>> Start

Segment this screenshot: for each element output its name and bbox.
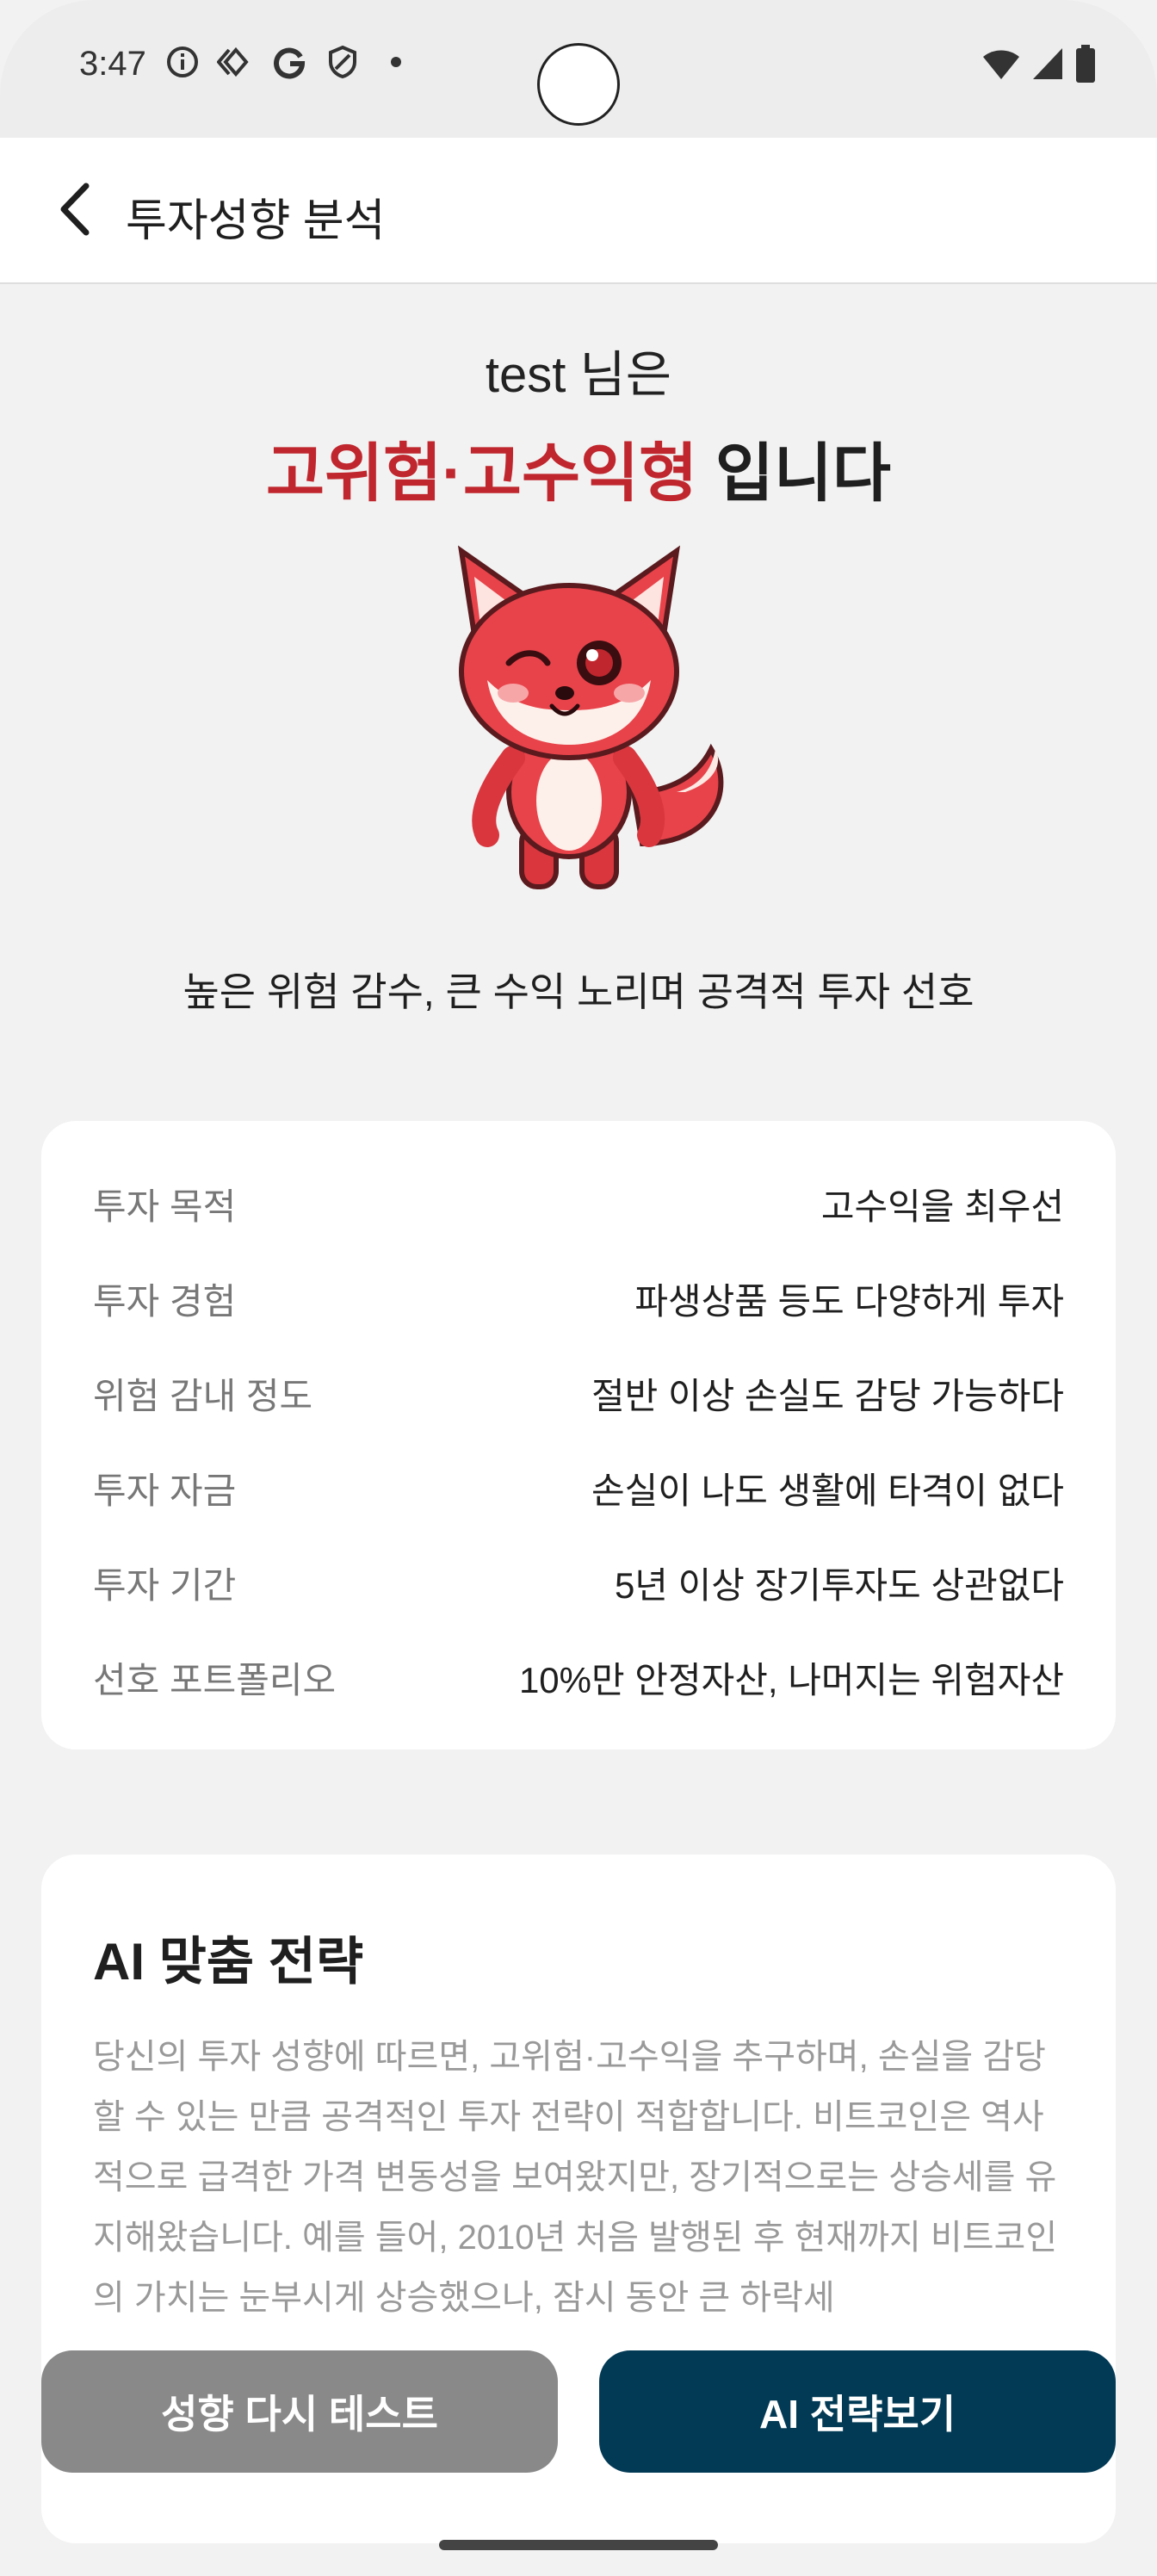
investor-type-line: 고위험·고수익형 입니다 xyxy=(0,422,1157,514)
profile-key: 선호 포트폴리오 xyxy=(93,1659,337,1700)
profile-value: 5년 이상 장기투자도 상관없다 xyxy=(614,1564,1064,1606)
diamond-icon xyxy=(217,43,255,81)
info-icon xyxy=(164,43,201,81)
status-left-icons xyxy=(164,43,415,81)
user-line: test 님은 xyxy=(485,347,672,403)
ai-strategy-button[interactable]: AI 전략보기 xyxy=(599,2350,1116,2473)
app-bar: 투자성향 분석 xyxy=(0,138,1157,284)
chevron-left-icon[interactable] xyxy=(52,179,103,239)
profile-key: 투자 기간 xyxy=(93,1564,237,1606)
retest-button[interactable]: 성향 다시 테스트 xyxy=(41,2350,558,2473)
fox-mascot-image xyxy=(427,534,737,913)
profile-row: 투자 경험 파생상품 등도 다양하게 투자 xyxy=(93,1273,1064,1324)
profile-key: 위험 감내 정도 xyxy=(93,1375,313,1416)
phone-screen: 3:47 투자성향 분석 test 님은 고위험·고수익형 입니다 높은 위험 … xyxy=(0,0,1157,2576)
profile-row: 투자 목적 고수익을 최우선 xyxy=(93,1178,1064,1229)
profile-value: 10%만 안정자산, 나머지는 위험자산 xyxy=(518,1659,1064,1700)
status-time: 3:47 xyxy=(79,45,146,83)
home-indicator[interactable] xyxy=(439,2540,718,2550)
profile-key: 투자 목적 xyxy=(93,1186,237,1227)
investor-type-name: 고위험·고수익형 xyxy=(265,437,698,509)
ai-strategy-title: AI 맞춤 전략 xyxy=(93,1933,364,1991)
profile-row: 투자 기간 5년 이상 장기투자도 상관없다 xyxy=(93,1557,1064,1608)
profile-key: 투자 자금 xyxy=(93,1470,237,1511)
profile-row: 위험 감내 정도 절반 이상 손실도 감당 가능하다 xyxy=(93,1367,1064,1419)
investor-type-suffix: 입니다 xyxy=(697,437,891,509)
signal-icon xyxy=(1033,48,1062,79)
status-right-icons xyxy=(981,45,1097,83)
camera-cutout xyxy=(537,43,620,126)
profile-key: 투자 경험 xyxy=(93,1280,237,1322)
wifi-icon xyxy=(983,50,1019,79)
battery-icon xyxy=(1076,45,1095,83)
result-header: test 님은 고위험·고수익형 입니다 xyxy=(0,334,1157,514)
profile-row: 선호 포트폴리오 10%만 안정자산, 나머지는 위험자산 xyxy=(93,1651,1064,1703)
dot-icon xyxy=(377,43,415,81)
status-bar: 3:47 xyxy=(0,0,1157,138)
profile-card: 투자 목적 고수익을 최우선 투자 경험 파생상품 등도 다양하게 투자 위험 … xyxy=(41,1121,1116,1749)
profile-value: 절반 이상 손실도 감당 가능하다 xyxy=(591,1375,1064,1416)
profile-value: 손실이 나도 생활에 타격이 없다 xyxy=(591,1470,1064,1511)
profile-row: 투자 자금 손실이 나도 생활에 타격이 없다 xyxy=(93,1462,1064,1514)
page-title: 투자성향 분석 xyxy=(126,196,386,246)
profile-value: 파생상품 등도 다양하게 투자 xyxy=(634,1280,1064,1322)
google-icon xyxy=(270,43,308,81)
investor-type-summary: 높은 위험 감수, 큰 수익 노리며 공격적 투자 선호 xyxy=(183,969,974,1014)
profile-value: 고수익을 최우선 xyxy=(820,1186,1064,1227)
ai-strategy-body: 당신의 투자 성향에 따르면, 고위험·고수익을 추구하며, 손실을 감당할 수… xyxy=(93,2038,1058,2317)
shield-icon xyxy=(324,43,362,81)
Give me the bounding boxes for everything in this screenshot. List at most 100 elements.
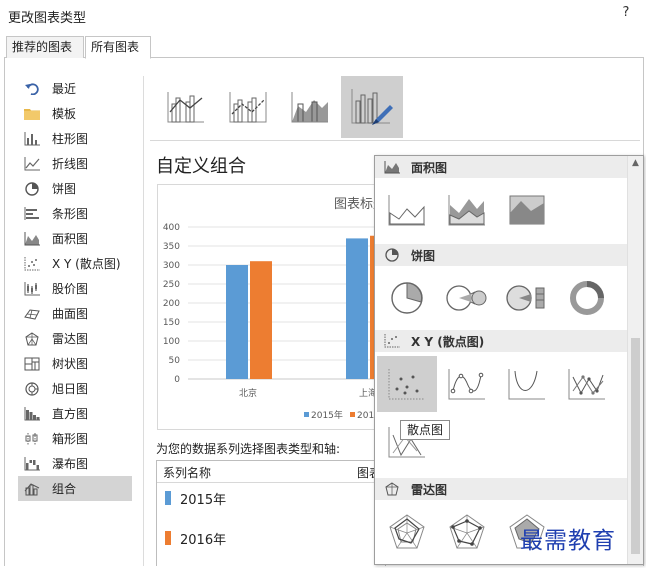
subtype-clustered-column-line[interactable] — [155, 76, 217, 138]
option-bar-of-pie[interactable] — [497, 270, 557, 326]
option-scatter-smooth-markers[interactable] — [437, 356, 497, 412]
option-radar[interactable] — [377, 504, 437, 560]
sidebar-item-label: 组合 — [52, 482, 77, 496]
section-radar: 雷达图 — [375, 478, 627, 500]
sidebar-item-treemap[interactable]: 树状图 — [18, 351, 132, 376]
scatter-tooltip: 散点图 — [400, 420, 451, 440]
sidebar-item-combo[interactable]: 组合 — [18, 476, 132, 501]
bar-2016年-北京 — [250, 261, 272, 379]
sidebar-item-label: 饼图 — [52, 182, 77, 196]
section-scatter: X Y (散点图) — [375, 330, 627, 352]
col-series-name: 系列名称 — [163, 466, 212, 480]
sidebar-divider — [143, 76, 144, 566]
y-tick-label: 0 — [174, 375, 180, 385]
tab-recommended-charts[interactable]: 推荐的图表 — [6, 36, 84, 58]
subtype-custom-combination[interactable] — [341, 76, 403, 138]
radar-option-icon — [389, 514, 425, 549]
sidebar-item-scatter[interactable]: X Y (散点图) — [18, 251, 132, 276]
sidebar-item-label: 股价图 — [52, 282, 89, 296]
sidebar-item-label: 最近 — [52, 82, 77, 96]
sidebar-item-label: 模板 — [52, 107, 77, 121]
sidebar-item-stock[interactable]: 股价图 — [18, 276, 132, 301]
section-label: 饼图 — [411, 248, 436, 263]
option-area[interactable] — [377, 182, 437, 238]
stacked-area-column-icon — [291, 92, 328, 123]
subtype-column-line-secondary-axis[interactable] — [217, 76, 279, 138]
sidebar-item-pie[interactable]: 饼图 — [18, 176, 132, 201]
sidebar-item-templates[interactable]: 模板 — [18, 101, 132, 126]
y-tick-label: 200 — [163, 299, 180, 309]
section-area: 面积图 — [375, 156, 627, 178]
table-row[interactable]: 2016年 — [165, 527, 226, 549]
sidebar-item-column[interactable]: 柱形图 — [18, 126, 132, 151]
option-stacked-area[interactable] — [437, 182, 497, 238]
option-radar-markers[interactable] — [437, 504, 497, 560]
chart-type-list: 最近 模板 柱形图 折线图 饼图 条形图 面积图 X Y (散点图) 股价图 曲… — [18, 76, 132, 501]
sidebar-item-label: 箱形图 — [52, 432, 89, 446]
series-name: 2015年 — [180, 492, 227, 508]
column-chart-icon — [22, 131, 42, 147]
scatter-chart-icon — [383, 334, 401, 348]
sidebar-item-sunburst[interactable]: 旭日图 — [18, 376, 132, 401]
scroll-up-icon[interactable]: ▲ — [628, 158, 643, 168]
dialog-title: 更改图表类型 — [8, 11, 87, 26]
y-tick-label: 400 — [163, 223, 180, 233]
series-prompt: 为您的数据系列选择图表类型和轴: — [156, 442, 341, 456]
option-100-stacked-area[interactable] — [497, 182, 557, 238]
option-scatter-straight-markers[interactable] — [557, 356, 617, 412]
watermark-logo: 最需教育 — [520, 528, 616, 554]
dropdown-scrollbar[interactable]: ▲ — [627, 156, 643, 564]
y-tick-label: 250 — [163, 280, 180, 290]
option-pie-of-pie[interactable] — [437, 270, 497, 326]
legend-swatch — [350, 412, 355, 417]
pie-of-pie-option-icon — [446, 285, 487, 311]
pie-chart-icon — [22, 181, 42, 197]
folder-icon — [22, 106, 42, 122]
combo-title: 自定义组合 — [156, 156, 246, 177]
sidebar-item-label: 旭日图 — [52, 382, 89, 396]
sidebar-item-box-whisker[interactable]: 箱形图 — [18, 426, 132, 451]
sidebar-item-area[interactable]: 面积图 — [18, 226, 132, 251]
tab-strip: 推荐的图表 所有图表 — [4, 36, 644, 59]
option-pie[interactable] — [377, 270, 437, 326]
sidebar-item-label: 直方图 — [52, 407, 89, 421]
series-color-swatch — [165, 491, 171, 505]
y-tick-label: 350 — [163, 242, 180, 252]
legend-swatch — [304, 412, 309, 417]
series-grid: 系列名称 图表类型 2015年 2016年 — [156, 460, 386, 566]
scroll-thumb[interactable] — [631, 338, 640, 554]
y-tick-label: 50 — [169, 356, 181, 366]
table-row[interactable]: 2015年 — [165, 487, 226, 509]
box-whisker-icon — [22, 431, 42, 447]
sidebar-item-radar[interactable]: 雷达图 — [18, 326, 132, 351]
sidebar-item-histogram[interactable]: 直方图 — [18, 401, 132, 426]
chart-svg: 图表标题050100150200250300350400北京 上海2015年 201 — [163, 197, 392, 421]
option-scatter[interactable] — [377, 356, 437, 412]
treemap-icon — [22, 356, 42, 372]
pie-option-icon — [391, 282, 423, 314]
sidebar-item-label: 曲面图 — [52, 307, 89, 321]
sidebar-item-label: 条形图 — [52, 207, 89, 221]
gallery-divider — [150, 140, 640, 141]
sunburst-icon — [22, 381, 42, 397]
tab-all-charts[interactable]: 所有图表 — [85, 36, 151, 59]
sidebar-item-label: 柱形图 — [52, 132, 89, 146]
scatter-smooth-markers-icon — [448, 369, 485, 400]
help-button[interactable]: ? — [619, 5, 633, 20]
section-label: 面积图 — [411, 160, 448, 175]
sidebar-item-recent[interactable]: 最近 — [18, 76, 132, 101]
legend-label: 2015年 — [311, 409, 343, 421]
sidebar-item-waterfall[interactable]: 瀑布图 — [18, 451, 132, 476]
stock-chart-icon — [22, 281, 42, 297]
chart-type-dropdown[interactable]: ▲ 面积图 饼图 X Y (散点图) 雷达图 — [374, 155, 644, 565]
x-tick-label: 北京 — [239, 387, 257, 399]
subtype-stacked-area-column[interactable] — [279, 76, 341, 138]
sidebar-item-bar[interactable]: 条形图 — [18, 201, 132, 226]
area-chart-icon — [383, 160, 401, 174]
bar-2015年-北京 — [226, 265, 248, 379]
sidebar-item-surface[interactable]: 曲面图 — [18, 301, 132, 326]
option-scatter-smooth-lines[interactable] — [497, 356, 557, 412]
line-chart-icon — [22, 156, 42, 172]
option-doughnut[interactable] — [557, 270, 617, 326]
sidebar-item-line[interactable]: 折线图 — [18, 151, 132, 176]
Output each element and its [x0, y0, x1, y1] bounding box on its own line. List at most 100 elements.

>> End

## [Given exercise]
Reproduce, without any changes, the lines that start with the one containing "76, 217, 138]" and end with the one containing "sidebar-item-stock[interactable]: 股价图 —", including both.

## [Full solution]
subtype-clustered-column-line[interactable] — [155, 76, 217, 138]
option-bar-of-pie[interactable] — [497, 270, 557, 326]
option-scatter-smooth-markers[interactable] — [437, 356, 497, 412]
option-radar[interactable] — [377, 504, 437, 560]
sidebar-item-label: 组合 — [52, 482, 77, 496]
section-radar: 雷达图 — [375, 478, 627, 500]
sidebar-item-treemap[interactable]: 树状图 — [18, 351, 132, 376]
scatter-tooltip: 散点图 — [400, 420, 451, 440]
sidebar-item-combo[interactable]: 组合 — [18, 476, 132, 501]
bar-2016年-北京 — [250, 261, 272, 379]
sidebar-item-label: 饼图 — [52, 182, 77, 196]
section-scatter: X Y (散点图) — [375, 330, 627, 352]
col-series-name: 系列名称 — [163, 466, 212, 480]
sidebar-divider — [143, 76, 144, 566]
y-tick-label: 0 — [174, 375, 180, 385]
tab-recommended-charts[interactable]: 推荐的图表 — [6, 36, 84, 58]
subtype-custom-combination[interactable] — [341, 76, 403, 138]
radar-option-icon — [389, 514, 425, 549]
sidebar-item-scatter[interactable]: X Y (散点图) — [18, 251, 132, 276]
sidebar-item-label: 股价图 — [52, 282, 89, 296]
sidebar-item-label: 最近 — [52, 82, 77, 96]
sidebar-item-label: 模板 — [52, 107, 77, 121]
sidebar-item-stock[interactable]: 股价图 — [18, 276, 132, 301]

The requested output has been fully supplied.